» **AIM**:
Wherever the string "JSON" appears, copy the whole line.

== == ==

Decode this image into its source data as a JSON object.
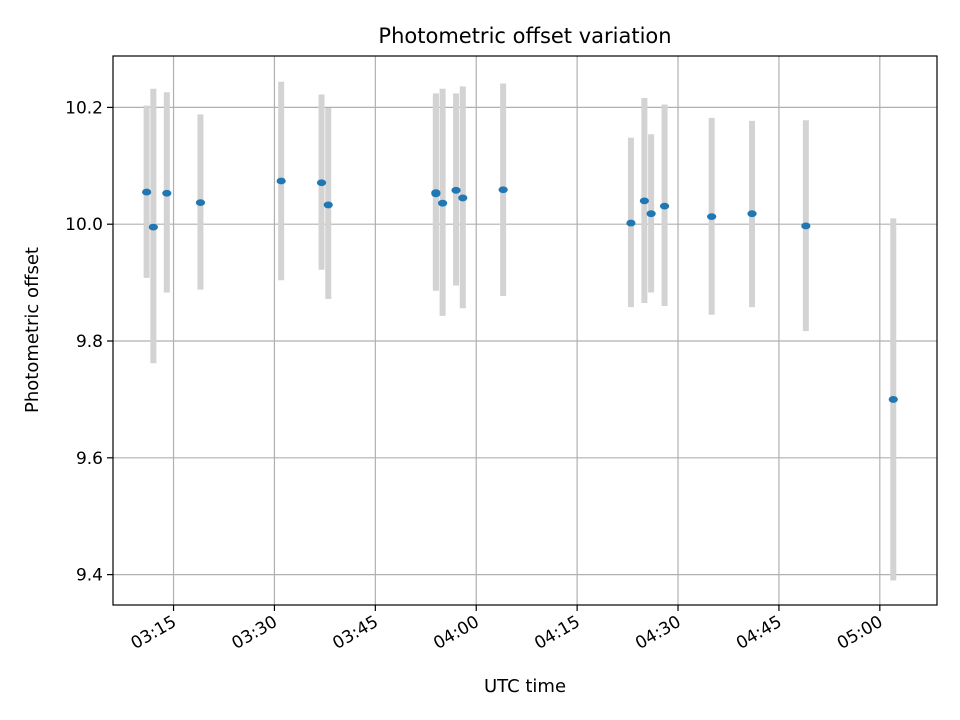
{
  "chart_data": {
    "type": "scatter",
    "title": "Photometric offset variation",
    "xlabel": "UTC time",
    "ylabel": "Photometric offset",
    "x_ticks": [
      "03:15",
      "03:30",
      "03:45",
      "04:00",
      "04:15",
      "04:30",
      "04:45",
      "05:00"
    ],
    "x_tick_minutes": [
      195,
      210,
      225,
      240,
      255,
      270,
      285,
      300
    ],
    "y_ticks": [
      "9.4",
      "9.6",
      "9.8",
      "10.0",
      "10.2"
    ],
    "y_tick_values": [
      9.4,
      9.6,
      9.8,
      10.0,
      10.2
    ],
    "xlim_minutes": [
      186,
      308.5
    ],
    "ylim": [
      9.348,
      10.288
    ],
    "grid": true,
    "point_color": "#1f77b4",
    "errorbar_color": "#d3d3d3",
    "series": [
      {
        "points": [
          {
            "t": "03:11",
            "y": 10.055,
            "low": 9.908,
            "high": 10.203
          },
          {
            "t": "03:12",
            "y": 9.995,
            "low": 9.762,
            "high": 10.232
          },
          {
            "t": "03:14",
            "y": 10.053,
            "low": 9.883,
            "high": 10.226
          },
          {
            "t": "03:19",
            "y": 10.037,
            "low": 9.888,
            "high": 10.188
          },
          {
            "t": "03:31",
            "y": 10.074,
            "low": 9.904,
            "high": 10.244
          },
          {
            "t": "03:37",
            "y": 10.071,
            "low": 9.922,
            "high": 10.222
          },
          {
            "t": "03:38",
            "y": 10.033,
            "low": 9.872,
            "high": 10.199
          },
          {
            "t": "03:54",
            "y": 10.052,
            "low": 9.886,
            "high": 10.224
          },
          {
            "t": "03:54",
            "y": 10.054,
            "low": 9.89,
            "high": 10.218
          },
          {
            "t": "03:55",
            "y": 10.036,
            "low": 9.843,
            "high": 10.232
          },
          {
            "t": "03:57",
            "y": 10.058,
            "low": 9.895,
            "high": 10.224
          },
          {
            "t": "03:58",
            "y": 10.045,
            "low": 9.856,
            "high": 10.236
          },
          {
            "t": "04:04",
            "y": 10.059,
            "low": 9.877,
            "high": 10.241
          },
          {
            "t": "04:23",
            "y": 10.002,
            "low": 9.858,
            "high": 10.148
          },
          {
            "t": "04:25",
            "y": 10.04,
            "low": 9.865,
            "high": 10.216
          },
          {
            "t": "04:26",
            "y": 10.018,
            "low": 9.883,
            "high": 10.154
          },
          {
            "t": "04:28",
            "y": 10.031,
            "low": 9.86,
            "high": 10.205
          },
          {
            "t": "04:35",
            "y": 10.013,
            "low": 9.845,
            "high": 10.182
          },
          {
            "t": "04:41",
            "y": 10.018,
            "low": 9.858,
            "high": 10.177
          },
          {
            "t": "04:49",
            "y": 9.997,
            "low": 9.817,
            "high": 10.178
          },
          {
            "t": "05:02",
            "y": 9.7,
            "low": 9.39,
            "high": 10.01
          }
        ]
      }
    ]
  }
}
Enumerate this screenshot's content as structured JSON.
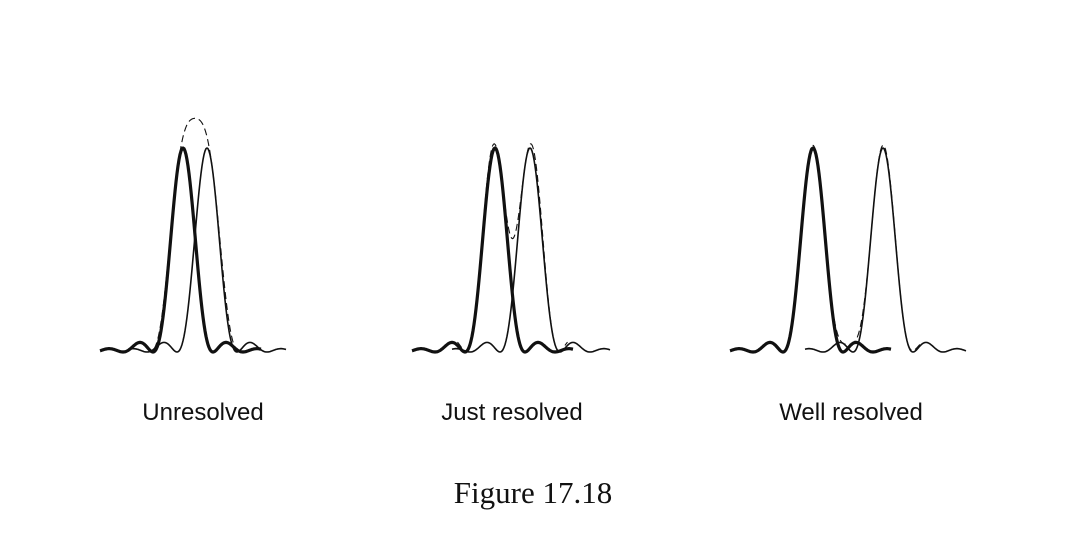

== == ==

» **EXERCISE SOLUTION**:
Decode this image into its source data as a JSON object.
Enumerate this screenshot's content as structured JSON.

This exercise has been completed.